Every line of the material is to be repeated exactly as it stands.

▶ Data shown
—————
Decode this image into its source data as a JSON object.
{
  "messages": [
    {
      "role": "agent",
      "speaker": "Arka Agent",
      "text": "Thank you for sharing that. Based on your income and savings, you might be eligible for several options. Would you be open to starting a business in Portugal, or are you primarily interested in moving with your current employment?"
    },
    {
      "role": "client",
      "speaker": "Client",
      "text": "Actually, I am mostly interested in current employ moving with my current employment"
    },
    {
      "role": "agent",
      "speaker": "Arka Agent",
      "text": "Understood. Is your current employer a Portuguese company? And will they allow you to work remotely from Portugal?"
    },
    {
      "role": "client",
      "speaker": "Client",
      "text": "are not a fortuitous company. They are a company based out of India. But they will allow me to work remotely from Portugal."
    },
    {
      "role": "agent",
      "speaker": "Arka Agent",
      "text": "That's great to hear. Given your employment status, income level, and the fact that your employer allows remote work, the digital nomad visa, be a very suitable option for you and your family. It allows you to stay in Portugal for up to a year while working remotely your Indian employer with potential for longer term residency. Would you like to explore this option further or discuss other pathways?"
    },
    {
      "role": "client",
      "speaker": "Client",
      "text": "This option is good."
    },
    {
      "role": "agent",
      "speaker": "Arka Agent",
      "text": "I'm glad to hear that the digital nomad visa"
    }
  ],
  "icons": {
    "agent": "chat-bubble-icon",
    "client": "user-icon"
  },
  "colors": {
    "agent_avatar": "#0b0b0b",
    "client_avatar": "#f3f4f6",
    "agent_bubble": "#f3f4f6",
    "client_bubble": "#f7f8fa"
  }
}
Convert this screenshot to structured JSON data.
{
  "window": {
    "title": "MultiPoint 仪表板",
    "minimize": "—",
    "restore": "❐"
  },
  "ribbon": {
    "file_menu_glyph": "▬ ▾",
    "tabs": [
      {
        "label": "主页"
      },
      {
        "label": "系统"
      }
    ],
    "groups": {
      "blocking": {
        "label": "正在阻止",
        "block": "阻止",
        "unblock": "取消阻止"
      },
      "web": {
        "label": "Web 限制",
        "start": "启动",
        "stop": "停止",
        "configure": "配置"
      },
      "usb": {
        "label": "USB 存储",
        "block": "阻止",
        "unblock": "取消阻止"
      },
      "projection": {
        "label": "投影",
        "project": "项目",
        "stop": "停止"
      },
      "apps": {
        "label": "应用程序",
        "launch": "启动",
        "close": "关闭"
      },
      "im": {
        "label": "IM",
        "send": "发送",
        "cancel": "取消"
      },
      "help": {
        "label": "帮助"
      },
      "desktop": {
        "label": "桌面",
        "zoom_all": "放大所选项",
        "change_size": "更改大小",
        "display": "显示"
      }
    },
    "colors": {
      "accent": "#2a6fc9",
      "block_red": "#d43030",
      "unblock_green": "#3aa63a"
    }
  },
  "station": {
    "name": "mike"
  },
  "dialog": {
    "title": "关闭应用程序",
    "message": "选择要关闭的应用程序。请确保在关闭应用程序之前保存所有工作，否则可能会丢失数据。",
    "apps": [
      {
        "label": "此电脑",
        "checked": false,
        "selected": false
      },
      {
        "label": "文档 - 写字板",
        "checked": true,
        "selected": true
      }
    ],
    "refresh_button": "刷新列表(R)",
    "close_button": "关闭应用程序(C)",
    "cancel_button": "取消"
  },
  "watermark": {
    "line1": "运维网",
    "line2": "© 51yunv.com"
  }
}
—————
▶ Output for this exercise
Decode this image into its source data as a JSON object.
{
  "messages": [
    {
      "role": "agent",
      "speaker": "Arka Agent",
      "text": "Thank you for sharing that. Based on your income and savings, you might be eligible for several options. Would you be open to starting a business in Portugal, or are you primarily interested in moving with your current employment?"
    },
    {
      "role": "client",
      "speaker": "Client",
      "text": "Actually, I am mostly interested in current employ moving with my current employment"
    },
    {
      "role": "agent",
      "speaker": "Arka Agent",
      "text": "Understood. Is your current employer a Portuguese company? And will they allow you to work remotely from Portugal?"
    },
    {
      "role": "client",
      "speaker": "Client",
      "text": "are not a fortuitous company. They are a company based out of India. But they will allow me to work remotely from Portugal."
    },
    {
      "role": "agent",
      "speaker": "Arka Agent",
      "text": "That's great to hear. Given your employment status, income level, and the fact that your employer allows remote work, the digital nomad visa, be a very suitable option for you and your family. It allows you to stay in Portugal for up to a year while working remotely your Indian employer with potential for longer term residency. Would you like to explore this option further or discuss other pathways?"
    },
    {
      "role": "client",
      "speaker": "Client",
      "text": "This option is good."
    },
    {
      "role": "agent",
      "speaker": "Arka Agent",
      "text": "I'm glad to hear that the digital nomad visa"
    }
  ],
  "icons": {
    "agent": "chat-bubble-icon",
    "client": "user-icon"
  },
  "colors": {
    "agent_avatar": "#0b0b0b",
    "client_avatar": "#f3f4f6",
    "agent_bubble": "#f3f4f6",
    "client_bubble": "#f7f8fa"
  }
}
Convert this screenshot to structured JSON data.
{
  "window": {
    "title": "MultiPoint 仪表板",
    "minimize": "—",
    "restore": "❐"
  },
  "ribbon": {
    "file_menu_glyph": "▬ ▾",
    "tabs": [
      {
        "label": "主页"
      },
      {
        "label": "系统"
      }
    ],
    "groups": {
      "blocking": {
        "label": "正在阻止",
        "block": "阻止",
        "unblock": "取消阻止"
      },
      "web": {
        "label": "Web 限制",
        "start": "启动",
        "stop": "停止",
        "configure": "配置"
      },
      "usb": {
        "label": "USB 存储",
        "block": "阻止",
        "unblock": "取消阻止"
      },
      "projection": {
        "label": "投影",
        "project": "项目",
        "stop": "停止"
      },
      "apps": {
        "label": "应用程序",
        "launch": "启动",
        "close": "关闭"
      },
      "im": {
        "label": "IM",
        "send": "发送",
        "cancel": "取消"
      },
      "help": {
        "label": "帮助"
      },
      "desktop": {
        "label": "桌面",
        "zoom_all": "放大所选项",
        "change_size": "更改大小",
        "display": "显示"
      }
    },
    "colors": {
      "accent": "#2a6fc9",
      "block_red": "#d43030",
      "unblock_green": "#3aa63a"
    }
  },
  "station": {
    "name": "mike"
  },
  "dialog": {
    "title": "关闭应用程序",
    "message": "选择要关闭的应用程序。请确保在关闭应用程序之前保存所有工作，否则可能会丢失数据。",
    "apps": [
      {
        "label": "此电脑",
        "checked": false,
        "selected": false
      },
      {
        "label": "文档 - 写字板",
        "checked": true,
        "selected": true
      }
    ],
    "refresh_button": "刷新列表(R)",
    "close_button": "关闭应用程序(C)",
    "cancel_button": "取消"
  },
  "watermark": {
    "line1": "运维网",
    "line2": "© 51yunv.com"
  }
}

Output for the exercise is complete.